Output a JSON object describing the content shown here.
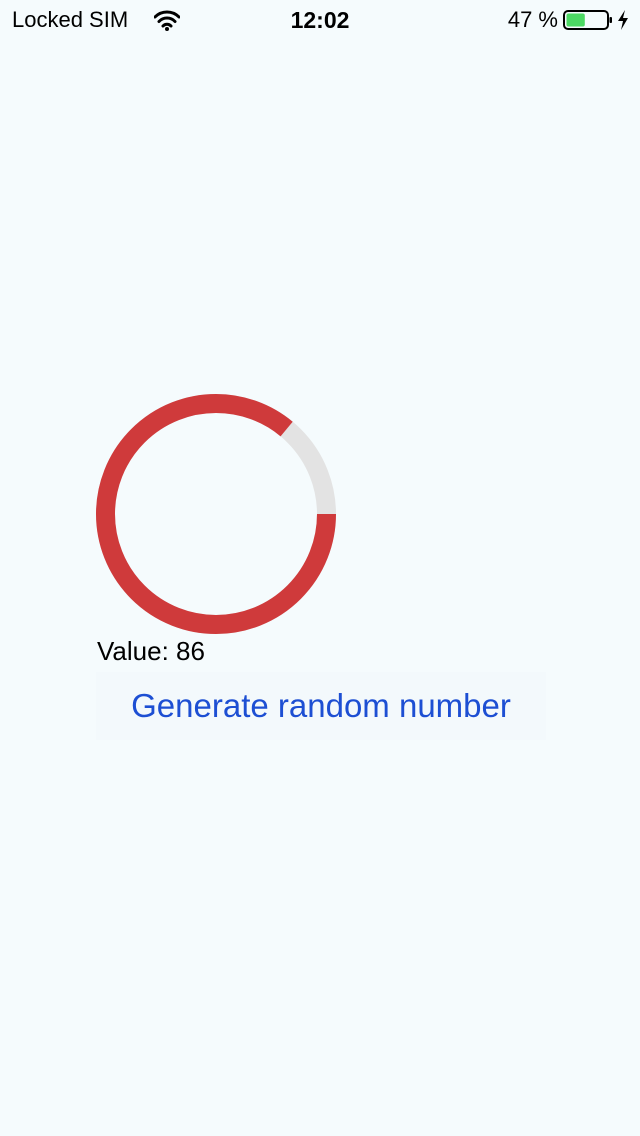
{
  "status_bar": {
    "carrier": "Locked SIM",
    "time": "12:02",
    "battery_percent": "47 %",
    "battery_level": 0.47,
    "icons": [
      "wifi-icon",
      "battery-icon",
      "charging-bolt-icon"
    ]
  },
  "gauge": {
    "value": 86,
    "max": 100,
    "fill_color": "#cf3a3b",
    "track_color": "#e3e3e3"
  },
  "value_label": {
    "prefix": "Value:",
    "value": "86"
  },
  "generate_button": {
    "label": "Generate random number",
    "color": "#1d4fd3"
  }
}
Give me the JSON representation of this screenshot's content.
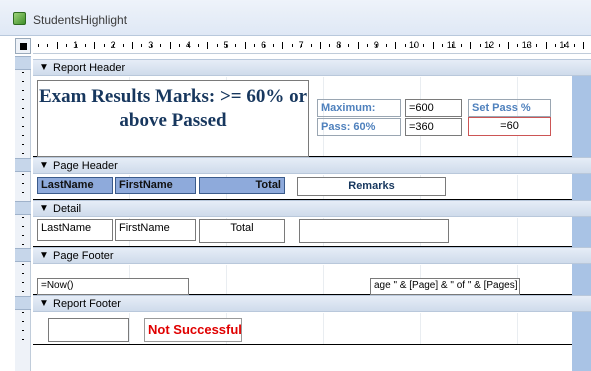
{
  "window": {
    "title": "StudentsHighlight"
  },
  "ruler": {
    "numbers": [
      "1",
      "2",
      "3",
      "4",
      "5",
      "6",
      "7",
      "8",
      "9",
      "10",
      "11",
      "12",
      "13",
      "14"
    ]
  },
  "sections": {
    "report_header": "Report Header",
    "page_header": "Page Header",
    "detail": "Detail",
    "page_footer": "Page Footer",
    "report_footer": "Report Footer"
  },
  "report_header": {
    "title": "Exam Results Marks: >= 60% or above Passed",
    "maximum_label": "Maximum:",
    "maximum_value": "=600",
    "pass_label": "Pass: 60%",
    "pass_value": "=360",
    "set_pass_label": "Set Pass %",
    "set_pass_value": "=60"
  },
  "page_header": {
    "lastname": "LastName",
    "firstname": "FirstName",
    "total": "Total",
    "remarks": "Remarks"
  },
  "detail": {
    "lastname": "LastName",
    "firstname": "FirstName",
    "total": "Total",
    "remarks": ""
  },
  "page_footer": {
    "date_expr": "=Now()",
    "page_expr": "age \" & [Page] & \" of \" & [Pages]"
  },
  "report_footer": {
    "empty_box": "",
    "not_successful": "Not Successful"
  },
  "colors": {
    "title_blue": "#17375e",
    "label_blue": "#4f81bd",
    "header_fill": "#8eaadb",
    "fail_red": "#e00000"
  }
}
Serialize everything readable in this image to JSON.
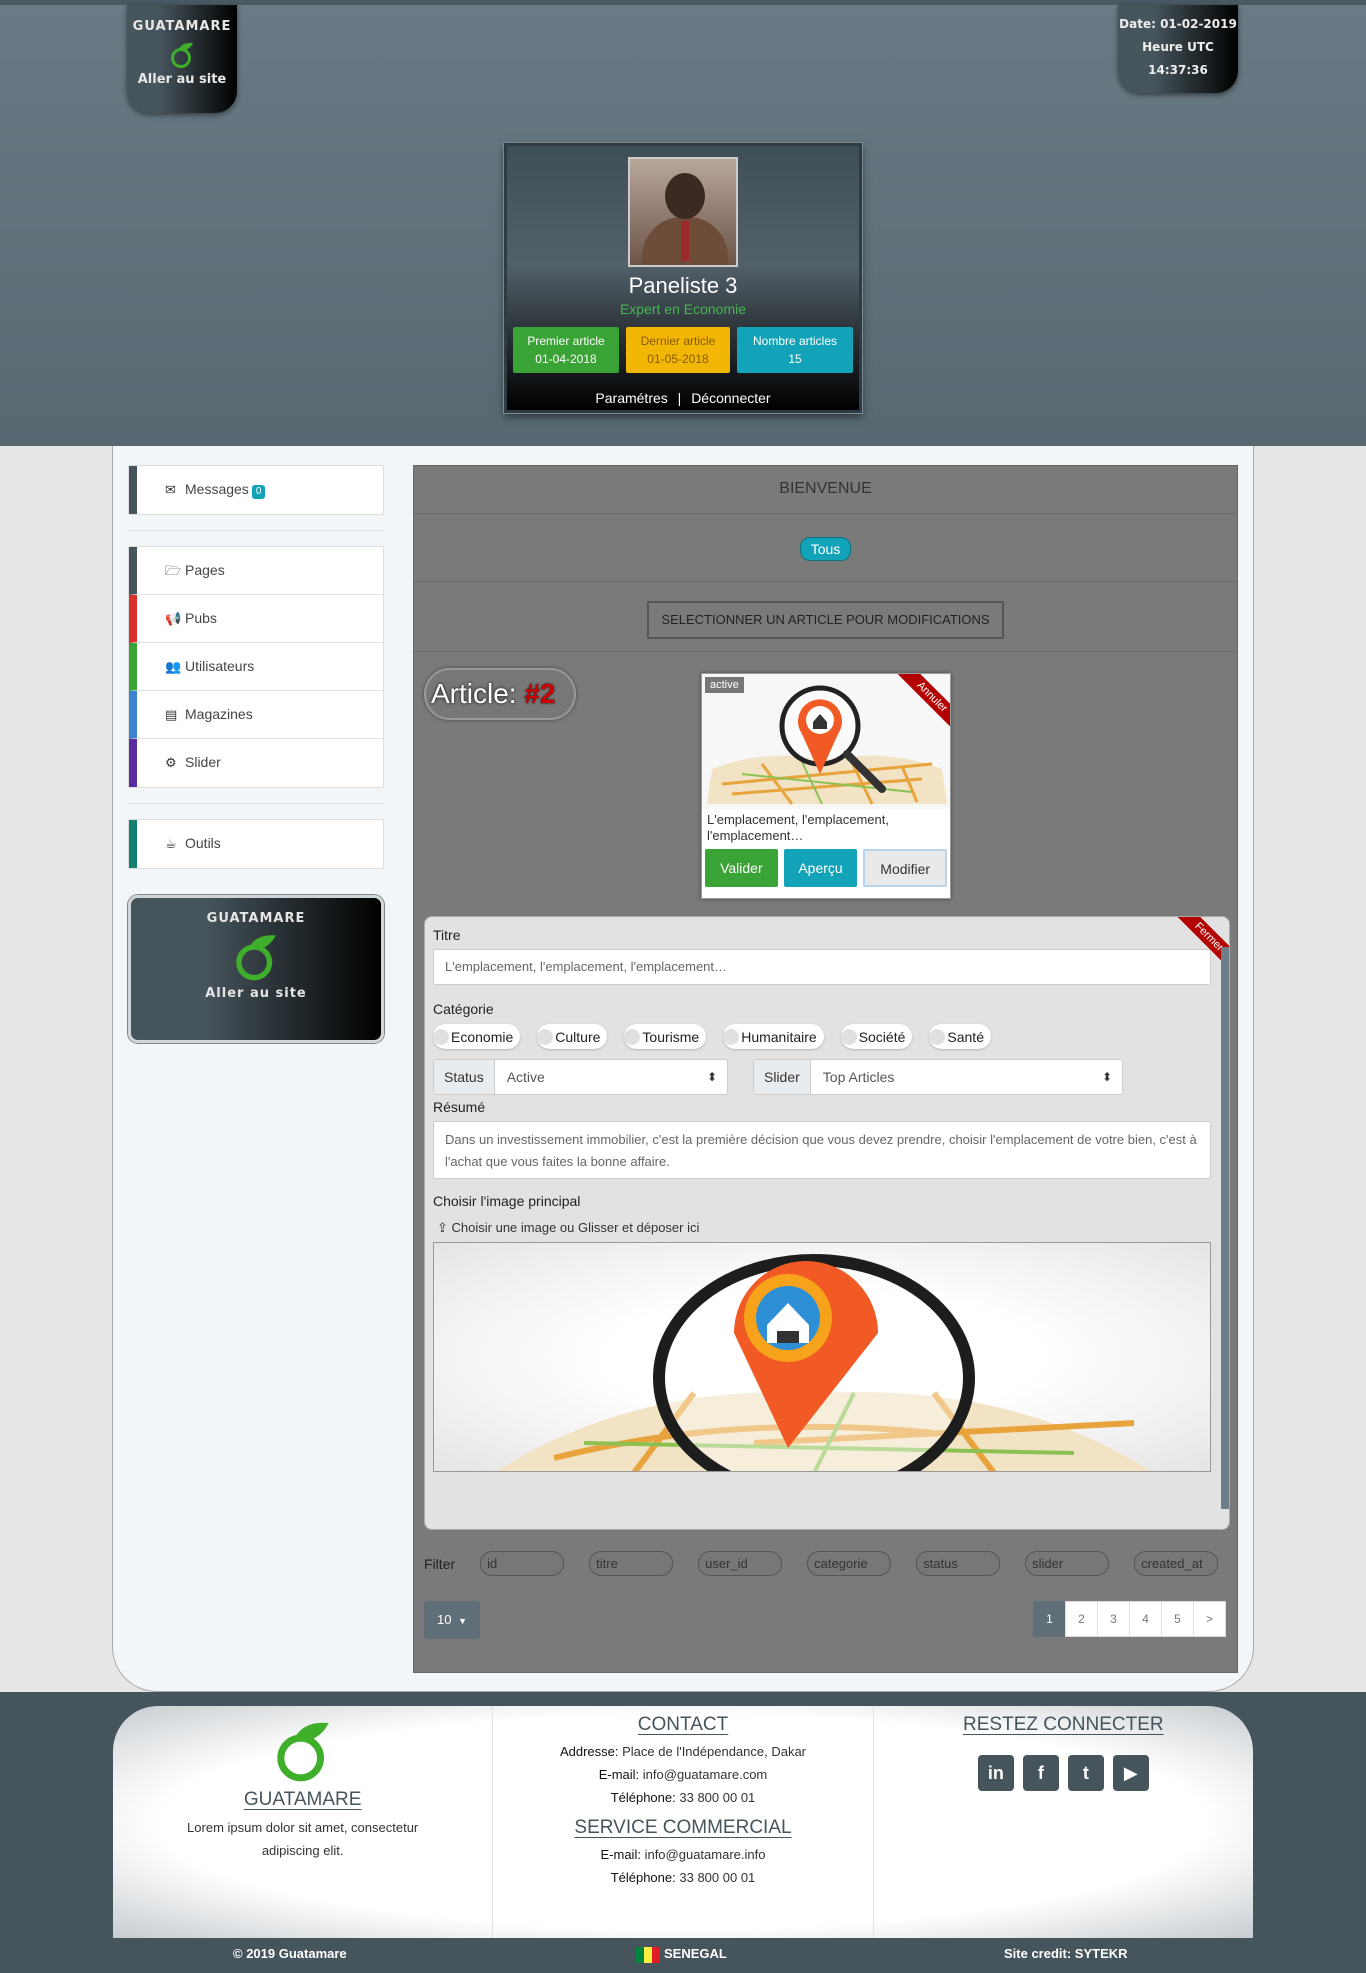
{
  "brand": {
    "name": "GUATAMARE",
    "link": "Aller au site"
  },
  "datetime": {
    "date": "Date: 01-02-2019",
    "tz": "Heure UTC",
    "time": "14:37:36"
  },
  "profile": {
    "name": "Paneliste 3",
    "role": "Expert en Economie",
    "stats": [
      {
        "label": "Premier article",
        "value": "01-04-2018"
      },
      {
        "label": "Dernier article",
        "value": "01-05-2018"
      },
      {
        "label": "Nombre articles",
        "value": "15"
      }
    ],
    "links": {
      "settings": "Paramétres",
      "sep": "|",
      "logout": "Déconnecter"
    }
  },
  "sidebar": {
    "messages": {
      "label": "Messages",
      "count": "0"
    },
    "items": [
      {
        "label": "Pages",
        "color": "#46545c",
        "icon": "folder-open-icon"
      },
      {
        "label": "Pubs",
        "color": "#d9312b",
        "icon": "bullhorn-icon"
      },
      {
        "label": "Utilisateurs",
        "color": "#3aa335",
        "icon": "users-icon"
      },
      {
        "label": "Magazines",
        "color": "#3b82d1",
        "icon": "newspaper-icon"
      },
      {
        "label": "Slider",
        "color": "#5a2ca0",
        "icon": "gears-icon"
      }
    ],
    "tools": {
      "label": "Outils",
      "color": "#12806e"
    }
  },
  "content": {
    "welcome": "BIENVENUE",
    "filter_all": "Tous",
    "select_button": "SELECTIONNER UN ARTICLE POUR MODIFICATIONS",
    "article_label": "Article:",
    "article_number": "#2"
  },
  "article_card": {
    "status": "active",
    "ribbon": "Annuler",
    "text": "L'emplacement, l'emplacement, l'emplacement…",
    "buttons": {
      "valider": "Valider",
      "apercu": "Aperçu",
      "modifier": "Modifier"
    }
  },
  "form": {
    "ribbon": "Fermer",
    "title_label": "Titre",
    "title_value": "L'emplacement, l'emplacement, l'emplacement…",
    "category_label": "Catégorie",
    "categories": [
      "Economie",
      "Culture",
      "Tourisme",
      "Humanitaire",
      "Société",
      "Santé"
    ],
    "status_label": "Status",
    "status_value": "Active",
    "slider_label": "Slider",
    "slider_value": "Top Articles",
    "summary_label": "Résumé",
    "summary_value": "Dans un investissement immobilier, c'est la première décision que vous devez prendre, choisir l'emplacement de votre bien, c'est à l'achat que vous faites la bonne affaire.",
    "image_label": "Choisir l'image principal",
    "upload_label": "Choisir une image ou Glisser et déposer ici"
  },
  "table": {
    "filter_label": "Filter",
    "filters": [
      "id",
      "titre",
      "user_id",
      "categorie",
      "status",
      "slider",
      "created_at"
    ],
    "page_size": "10",
    "pages": [
      "1",
      "2",
      "3",
      "4",
      "5",
      ">"
    ]
  },
  "footer": {
    "about": {
      "title": "GUATAMARE",
      "text": "Lorem ipsum dolor sit amet, consectetur adipiscing elit."
    },
    "contact": {
      "title": "CONTACT",
      "address_label": "Addresse:",
      "address": "Place de l'Indépendance, Dakar",
      "email_label": "E-mail:",
      "email": "info@guatamare.com",
      "phone_label": "Téléphone:",
      "phone": "33 800 00 01"
    },
    "commercial": {
      "title": "SERVICE COMMERCIAL",
      "email_label": "E-mail:",
      "email": "info@guatamare.info",
      "phone_label": "Téléphone:",
      "phone": "33 800 00 01"
    },
    "social": {
      "title": "RESTEZ CONNECTER",
      "icons": [
        "linkedin-icon",
        "facebook-icon",
        "twitter-icon",
        "youtube-icon"
      ]
    },
    "copyright": "© 2019 Guatamare",
    "country": "SENEGAL",
    "credit": "Site credit: SYTEKR"
  }
}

* _Short task_: Your task is to repeat the data above exactly while excluding the pictures.

* _Exercise solution_:
Output a JSON object describing the content shown here.
{
  "status_bar": {
    "carrier": "Locked SIM",
    "time": "12:02",
    "battery_percent": "47 %",
    "battery_level": 0.47,
    "icons": [
      "wifi-icon",
      "battery-icon",
      "charging-bolt-icon"
    ]
  },
  "gauge": {
    "value": 86,
    "max": 100,
    "fill_color": "#cf3a3b",
    "track_color": "#e3e3e3"
  },
  "value_label": {
    "prefix": "Value:",
    "value": "86"
  },
  "generate_button": {
    "label": "Generate random number",
    "color": "#1d4fd3"
  }
}
Give me the JSON representation of this screenshot's content.
{
  "window": {
    "title": "StudentsHighlight"
  },
  "ruler": {
    "numbers": [
      "1",
      "2",
      "3",
      "4",
      "5",
      "6",
      "7",
      "8",
      "9",
      "10",
      "11",
      "12",
      "13",
      "14"
    ]
  },
  "sections": {
    "report_header": "Report Header",
    "page_header": "Page Header",
    "detail": "Detail",
    "page_footer": "Page Footer",
    "report_footer": "Report Footer"
  },
  "report_header": {
    "title": "Exam Results Marks: >= 60% or above Passed",
    "maximum_label": "Maximum:",
    "maximum_value": "=600",
    "pass_label": "Pass: 60%",
    "pass_value": "=360",
    "set_pass_label": "Set Pass %",
    "set_pass_value": "=60"
  },
  "page_header": {
    "lastname": "LastName",
    "firstname": "FirstName",
    "total": "Total",
    "remarks": "Remarks"
  },
  "detail": {
    "lastname": "LastName",
    "firstname": "FirstName",
    "total": "Total",
    "remarks": ""
  },
  "page_footer": {
    "date_expr": "=Now()",
    "page_expr": "age \" & [Page] & \" of \" & [Pages]"
  },
  "report_footer": {
    "empty_box": "",
    "not_successful": "Not Successful"
  },
  "colors": {
    "title_blue": "#17375e",
    "label_blue": "#4f81bd",
    "header_fill": "#8eaadb",
    "fail_red": "#e00000"
  }
}
Serialize everything readable in this image to JSON.
{
  "brand": {
    "name": "GUATAMARE",
    "link": "Aller au site"
  },
  "datetime": {
    "date": "Date: 01-02-2019",
    "tz": "Heure UTC",
    "time": "14:37:36"
  },
  "profile": {
    "name": "Paneliste 3",
    "role": "Expert en Economie",
    "stats": [
      {
        "label": "Premier article",
        "value": "01-04-2018"
      },
      {
        "label": "Dernier article",
        "value": "01-05-2018"
      },
      {
        "label": "Nombre articles",
        "value": "15"
      }
    ],
    "links": {
      "settings": "Paramétres",
      "sep": "|",
      "logout": "Déconnecter"
    }
  },
  "sidebar": {
    "messages": {
      "label": "Messages",
      "count": "0"
    },
    "items": [
      {
        "label": "Pages",
        "color": "#46545c",
        "icon": "folder-open-icon"
      },
      {
        "label": "Pubs",
        "color": "#d9312b",
        "icon": "bullhorn-icon"
      },
      {
        "label": "Utilisateurs",
        "color": "#3aa335",
        "icon": "users-icon"
      },
      {
        "label": "Magazines",
        "color": "#3b82d1",
        "icon": "newspaper-icon"
      },
      {
        "label": "Slider",
        "color": "#5a2ca0",
        "icon": "gears-icon"
      }
    ],
    "tools": {
      "label": "Outils",
      "color": "#12806e"
    }
  },
  "content": {
    "welcome": "BIENVENUE",
    "filter_all": "Tous",
    "select_button": "SELECTIONNER UN ARTICLE POUR MODIFICATIONS",
    "article_label": "Article:",
    "article_number": "#2"
  },
  "article_card": {
    "status": "active",
    "ribbon": "Annuler",
    "text": "L'emplacement, l'emplacement, l'emplacement…",
    "buttons": {
      "valider": "Valider",
      "apercu": "Aperçu",
      "modifier": "Modifier"
    }
  },
  "form": {
    "ribbon": "Fermer",
    "title_label": "Titre",
    "title_value": "L'emplacement, l'emplacement, l'emplacement…",
    "category_label": "Catégorie",
    "categories": [
      "Economie",
      "Culture",
      "Tourisme",
      "Humanitaire",
      "Société",
      "Santé"
    ],
    "status_label": "Status",
    "status_value": "Active",
    "slider_label": "Slider",
    "slider_value": "Top Articles",
    "summary_label": "Résumé",
    "summary_value": "Dans un investissement immobilier, c'est la première décision que vous devez prendre, choisir l'emplacement de votre bien, c'est à l'achat que vous faites la bonne affaire.",
    "image_label": "Choisir l'image principal",
    "upload_label": "Choisir une image ou Glisser et déposer ici"
  },
  "table": {
    "filter_label": "Filter",
    "filters": [
      "id",
      "titre",
      "user_id",
      "categorie",
      "status",
      "slider",
      "created_at"
    ],
    "page_size": "10",
    "pages": [
      "1",
      "2",
      "3",
      "4",
      "5",
      ">"
    ]
  },
  "footer": {
    "about": {
      "title": "GUATAMARE",
      "text": "Lorem ipsum dolor sit amet, consectetur adipiscing elit."
    },
    "contact": {
      "title": "CONTACT",
      "address_label": "Addresse:",
      "address": "Place de l'Indépendance, Dakar",
      "email_label": "E-mail:",
      "email": "info@guatamare.com",
      "phone_label": "Téléphone:",
      "phone": "33 800 00 01"
    },
    "commercial": {
      "title": "SERVICE COMMERCIAL",
      "email_label": "E-mail:",
      "email": "info@guatamare.info",
      "phone_label": "Téléphone:",
      "phone": "33 800 00 01"
    },
    "social": {
      "title": "RESTEZ CONNECTER",
      "icons": [
        "linkedin-icon",
        "facebook-icon",
        "twitter-icon",
        "youtube-icon"
      ]
    },
    "copyright": "© 2019 Guatamare",
    "country": "SENEGAL",
    "credit": "Site credit: SYTEKR"
  }
}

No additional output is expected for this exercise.